PROBLEM DESCRIPTION
Work through the data below and give the number of lines holding "guests", nothing more.

— BEGIN PROVIDED INFORMATION —

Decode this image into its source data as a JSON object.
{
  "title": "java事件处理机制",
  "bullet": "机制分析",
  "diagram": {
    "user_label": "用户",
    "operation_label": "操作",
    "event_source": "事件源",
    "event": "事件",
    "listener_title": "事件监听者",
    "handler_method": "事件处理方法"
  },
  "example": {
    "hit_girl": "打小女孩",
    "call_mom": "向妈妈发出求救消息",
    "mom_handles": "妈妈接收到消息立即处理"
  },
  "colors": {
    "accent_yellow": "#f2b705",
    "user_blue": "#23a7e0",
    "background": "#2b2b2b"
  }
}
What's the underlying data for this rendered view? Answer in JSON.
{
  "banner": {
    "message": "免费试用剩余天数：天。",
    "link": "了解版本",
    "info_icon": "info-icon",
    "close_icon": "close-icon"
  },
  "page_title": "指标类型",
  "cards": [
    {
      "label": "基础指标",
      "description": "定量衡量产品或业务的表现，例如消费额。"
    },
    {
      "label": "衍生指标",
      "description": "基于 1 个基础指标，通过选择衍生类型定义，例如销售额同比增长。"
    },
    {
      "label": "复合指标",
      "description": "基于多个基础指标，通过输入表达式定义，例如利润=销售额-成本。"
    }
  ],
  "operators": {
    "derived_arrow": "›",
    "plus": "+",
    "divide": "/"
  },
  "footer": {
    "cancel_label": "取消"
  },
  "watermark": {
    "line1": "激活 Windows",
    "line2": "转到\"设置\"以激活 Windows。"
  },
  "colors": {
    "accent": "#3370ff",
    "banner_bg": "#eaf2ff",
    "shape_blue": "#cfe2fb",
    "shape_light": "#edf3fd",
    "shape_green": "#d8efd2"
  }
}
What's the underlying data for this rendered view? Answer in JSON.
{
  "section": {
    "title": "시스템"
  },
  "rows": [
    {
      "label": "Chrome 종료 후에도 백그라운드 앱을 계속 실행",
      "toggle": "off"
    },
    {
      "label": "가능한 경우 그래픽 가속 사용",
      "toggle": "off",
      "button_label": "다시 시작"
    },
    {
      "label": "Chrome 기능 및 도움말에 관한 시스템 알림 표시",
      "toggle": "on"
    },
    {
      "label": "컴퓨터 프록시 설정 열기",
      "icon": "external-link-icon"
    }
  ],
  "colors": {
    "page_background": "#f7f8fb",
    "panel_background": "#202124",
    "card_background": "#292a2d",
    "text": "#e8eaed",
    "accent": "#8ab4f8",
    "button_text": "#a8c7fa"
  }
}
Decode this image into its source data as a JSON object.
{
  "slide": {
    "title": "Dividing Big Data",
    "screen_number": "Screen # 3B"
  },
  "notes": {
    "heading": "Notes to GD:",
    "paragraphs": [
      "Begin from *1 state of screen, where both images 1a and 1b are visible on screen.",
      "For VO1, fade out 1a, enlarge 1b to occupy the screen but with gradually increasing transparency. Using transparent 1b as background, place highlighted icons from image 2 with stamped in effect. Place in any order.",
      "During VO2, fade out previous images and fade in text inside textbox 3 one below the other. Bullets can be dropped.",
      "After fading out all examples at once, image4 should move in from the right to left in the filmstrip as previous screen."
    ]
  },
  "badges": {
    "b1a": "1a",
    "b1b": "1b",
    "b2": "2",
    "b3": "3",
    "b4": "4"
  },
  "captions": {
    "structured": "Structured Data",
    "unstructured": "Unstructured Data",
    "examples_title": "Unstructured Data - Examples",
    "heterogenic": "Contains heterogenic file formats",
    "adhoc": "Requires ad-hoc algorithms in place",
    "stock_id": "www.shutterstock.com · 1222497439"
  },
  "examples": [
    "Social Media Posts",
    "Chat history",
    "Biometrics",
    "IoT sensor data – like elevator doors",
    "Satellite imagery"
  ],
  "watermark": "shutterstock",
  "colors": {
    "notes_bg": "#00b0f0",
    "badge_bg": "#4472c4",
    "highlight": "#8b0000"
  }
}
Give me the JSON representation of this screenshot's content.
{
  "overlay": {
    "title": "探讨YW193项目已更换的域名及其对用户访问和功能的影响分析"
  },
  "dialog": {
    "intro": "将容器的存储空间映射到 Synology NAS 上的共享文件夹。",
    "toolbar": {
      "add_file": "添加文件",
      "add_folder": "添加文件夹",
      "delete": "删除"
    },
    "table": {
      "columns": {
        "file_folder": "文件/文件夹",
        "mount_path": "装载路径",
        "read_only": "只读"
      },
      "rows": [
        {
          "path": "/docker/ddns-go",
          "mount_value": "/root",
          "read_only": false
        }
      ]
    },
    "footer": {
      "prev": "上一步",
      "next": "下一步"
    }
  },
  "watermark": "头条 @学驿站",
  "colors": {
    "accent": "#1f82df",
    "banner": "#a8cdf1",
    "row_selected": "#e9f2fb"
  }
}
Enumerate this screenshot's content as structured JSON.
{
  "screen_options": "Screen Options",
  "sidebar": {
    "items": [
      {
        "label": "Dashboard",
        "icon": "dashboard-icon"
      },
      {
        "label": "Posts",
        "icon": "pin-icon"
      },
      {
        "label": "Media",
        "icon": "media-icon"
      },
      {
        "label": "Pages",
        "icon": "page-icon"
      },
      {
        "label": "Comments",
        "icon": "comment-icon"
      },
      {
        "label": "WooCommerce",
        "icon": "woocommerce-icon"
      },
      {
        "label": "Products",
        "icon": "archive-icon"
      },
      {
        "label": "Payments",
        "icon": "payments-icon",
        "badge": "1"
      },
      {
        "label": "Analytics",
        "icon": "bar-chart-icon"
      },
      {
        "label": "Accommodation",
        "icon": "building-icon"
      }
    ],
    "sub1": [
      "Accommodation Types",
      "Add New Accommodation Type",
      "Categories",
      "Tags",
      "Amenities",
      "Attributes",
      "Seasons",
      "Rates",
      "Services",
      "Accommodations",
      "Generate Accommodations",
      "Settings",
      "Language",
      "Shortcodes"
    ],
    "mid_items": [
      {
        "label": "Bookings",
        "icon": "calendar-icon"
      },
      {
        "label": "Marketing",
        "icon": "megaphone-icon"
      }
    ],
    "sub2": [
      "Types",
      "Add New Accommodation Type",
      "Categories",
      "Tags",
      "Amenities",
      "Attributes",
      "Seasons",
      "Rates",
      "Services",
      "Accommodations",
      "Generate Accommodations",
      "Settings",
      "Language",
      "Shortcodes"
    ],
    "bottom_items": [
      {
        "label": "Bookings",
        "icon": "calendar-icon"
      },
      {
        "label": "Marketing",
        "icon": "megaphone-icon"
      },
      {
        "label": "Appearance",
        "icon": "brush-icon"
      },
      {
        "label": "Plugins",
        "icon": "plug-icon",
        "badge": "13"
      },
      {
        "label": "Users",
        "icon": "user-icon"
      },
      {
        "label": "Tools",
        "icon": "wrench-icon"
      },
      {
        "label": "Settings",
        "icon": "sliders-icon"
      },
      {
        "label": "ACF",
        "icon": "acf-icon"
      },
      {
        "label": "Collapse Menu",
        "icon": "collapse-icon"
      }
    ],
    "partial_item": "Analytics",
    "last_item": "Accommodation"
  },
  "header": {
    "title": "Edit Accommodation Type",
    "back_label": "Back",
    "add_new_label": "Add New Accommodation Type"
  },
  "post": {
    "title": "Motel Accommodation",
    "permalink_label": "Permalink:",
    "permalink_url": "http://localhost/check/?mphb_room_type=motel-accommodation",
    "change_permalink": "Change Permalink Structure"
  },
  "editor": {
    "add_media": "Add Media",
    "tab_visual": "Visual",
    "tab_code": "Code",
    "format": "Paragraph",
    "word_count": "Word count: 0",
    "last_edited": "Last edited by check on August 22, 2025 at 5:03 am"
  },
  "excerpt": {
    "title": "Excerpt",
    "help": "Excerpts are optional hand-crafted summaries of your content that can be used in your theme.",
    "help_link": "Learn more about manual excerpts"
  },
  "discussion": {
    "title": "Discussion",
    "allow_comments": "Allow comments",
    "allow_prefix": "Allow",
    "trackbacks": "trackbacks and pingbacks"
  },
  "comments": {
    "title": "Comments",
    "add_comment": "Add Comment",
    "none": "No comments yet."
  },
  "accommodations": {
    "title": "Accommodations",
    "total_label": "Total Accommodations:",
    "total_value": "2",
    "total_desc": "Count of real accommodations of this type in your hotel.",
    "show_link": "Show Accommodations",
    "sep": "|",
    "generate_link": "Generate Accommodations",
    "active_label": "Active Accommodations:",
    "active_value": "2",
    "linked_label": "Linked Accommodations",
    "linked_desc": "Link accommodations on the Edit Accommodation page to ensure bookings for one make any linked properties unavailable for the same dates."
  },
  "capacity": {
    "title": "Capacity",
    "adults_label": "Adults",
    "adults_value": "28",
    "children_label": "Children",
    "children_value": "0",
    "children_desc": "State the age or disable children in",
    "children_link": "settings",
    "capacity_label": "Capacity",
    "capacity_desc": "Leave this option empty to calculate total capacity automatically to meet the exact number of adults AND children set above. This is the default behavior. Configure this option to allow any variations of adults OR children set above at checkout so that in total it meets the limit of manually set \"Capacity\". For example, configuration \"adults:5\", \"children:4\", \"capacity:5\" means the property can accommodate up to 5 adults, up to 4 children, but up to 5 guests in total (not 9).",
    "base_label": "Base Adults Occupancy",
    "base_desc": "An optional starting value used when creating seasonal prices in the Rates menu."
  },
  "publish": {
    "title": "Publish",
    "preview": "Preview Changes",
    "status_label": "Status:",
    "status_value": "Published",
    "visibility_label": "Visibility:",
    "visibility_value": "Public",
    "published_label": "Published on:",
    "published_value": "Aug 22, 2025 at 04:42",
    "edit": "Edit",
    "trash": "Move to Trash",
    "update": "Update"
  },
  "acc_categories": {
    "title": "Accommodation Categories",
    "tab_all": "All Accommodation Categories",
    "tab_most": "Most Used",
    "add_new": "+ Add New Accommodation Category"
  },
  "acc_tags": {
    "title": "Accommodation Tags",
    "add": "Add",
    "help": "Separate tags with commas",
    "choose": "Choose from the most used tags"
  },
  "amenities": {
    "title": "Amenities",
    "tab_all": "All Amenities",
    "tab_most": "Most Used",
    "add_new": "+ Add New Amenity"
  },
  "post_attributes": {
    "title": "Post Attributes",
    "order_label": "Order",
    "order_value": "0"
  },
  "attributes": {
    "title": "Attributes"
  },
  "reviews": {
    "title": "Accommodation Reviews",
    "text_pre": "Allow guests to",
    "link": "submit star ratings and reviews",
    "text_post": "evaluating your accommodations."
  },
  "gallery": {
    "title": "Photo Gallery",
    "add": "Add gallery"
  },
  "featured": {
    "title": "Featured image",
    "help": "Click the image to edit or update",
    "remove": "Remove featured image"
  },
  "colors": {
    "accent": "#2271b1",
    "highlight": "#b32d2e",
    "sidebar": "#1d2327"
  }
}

— END PROVIDED INFORMATION —

RESULT
2